• Information supplied:
-*-*-

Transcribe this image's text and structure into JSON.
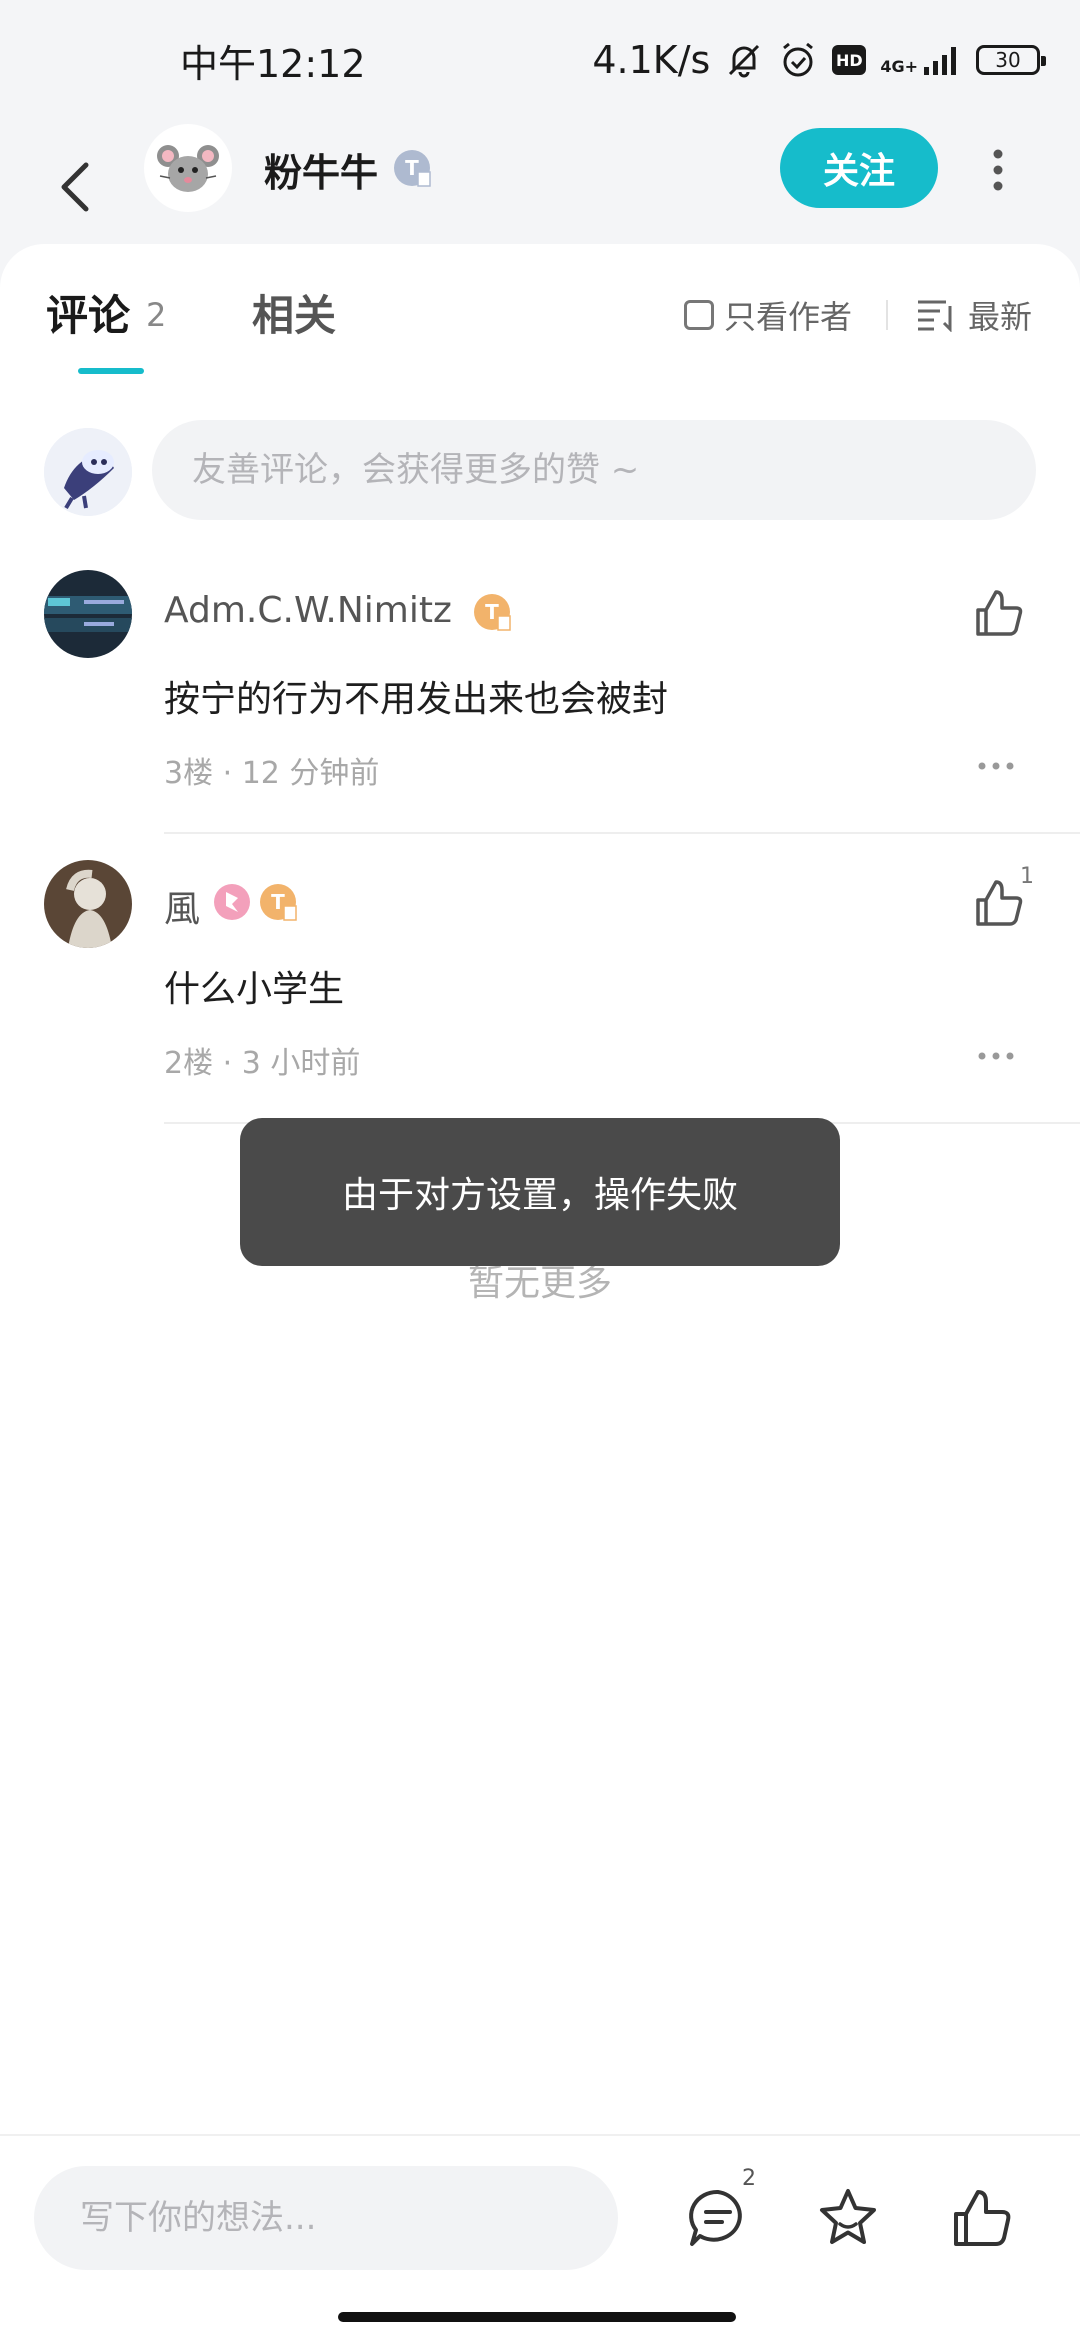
{
  "status_bar": {
    "time": "中午12:12",
    "net_speed": "4.1K/s",
    "hd": "HD",
    "network": "4G+",
    "battery": "30"
  },
  "header": {
    "author_name": "粉牛牛",
    "follow_label": "关注"
  },
  "tabs": {
    "comments_label": "评论",
    "comments_count": "2",
    "related_label": "相关",
    "author_only_label": "只看作者",
    "sort_label": "最新"
  },
  "comment_box": {
    "placeholder": "友善评论，会获得更多的赞 ~"
  },
  "comments": [
    {
      "name": "Adm.C.W.Nimitz",
      "text": "按宁的行为不用发出来也会被封",
      "meta": "3楼 · 12 分钟前",
      "likes": ""
    },
    {
      "name": "風",
      "text": "什么小学生",
      "meta": "2楼 · 3 小时前",
      "likes": "1"
    }
  ],
  "no_more": "暂无更多",
  "toast": "由于对方设置，操作失败",
  "bottom_bar": {
    "placeholder": "写下你的想法...",
    "comment_count": "2"
  },
  "colors": {
    "accent": "#16bccb",
    "toast_bg": "#4a4a4a",
    "badge_gold": "#f2b36b",
    "badge_gray": "#aebad0"
  }
}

-*-*-

• Problem details: Could you reproduce every record above exactly, leaving out the pictures?

• The solution:
Transcribe this image's text and structure into JSON.
{
  "status_bar": {
    "time": "中午12:12",
    "net_speed": "4.1K/s",
    "hd": "HD",
    "network": "4G+",
    "battery": "30"
  },
  "header": {
    "author_name": "粉牛牛",
    "follow_label": "关注"
  },
  "tabs": {
    "comments_label": "评论",
    "comments_count": "2",
    "related_label": "相关",
    "author_only_label": "只看作者",
    "sort_label": "最新"
  },
  "comment_box": {
    "placeholder": "友善评论，会获得更多的赞 ~"
  },
  "comments": [
    {
      "name": "Adm.C.W.Nimitz",
      "text": "按宁的行为不用发出来也会被封",
      "meta": "3楼 · 12 分钟前",
      "likes": ""
    },
    {
      "name": "風",
      "text": "什么小学生",
      "meta": "2楼 · 3 小时前",
      "likes": "1"
    }
  ],
  "no_more": "暂无更多",
  "toast": "由于对方设置，操作失败",
  "bottom_bar": {
    "placeholder": "写下你的想法...",
    "comment_count": "2"
  },
  "colors": {
    "accent": "#16bccb",
    "toast_bg": "#4a4a4a",
    "badge_gold": "#f2b36b",
    "badge_gray": "#aebad0"
  }
}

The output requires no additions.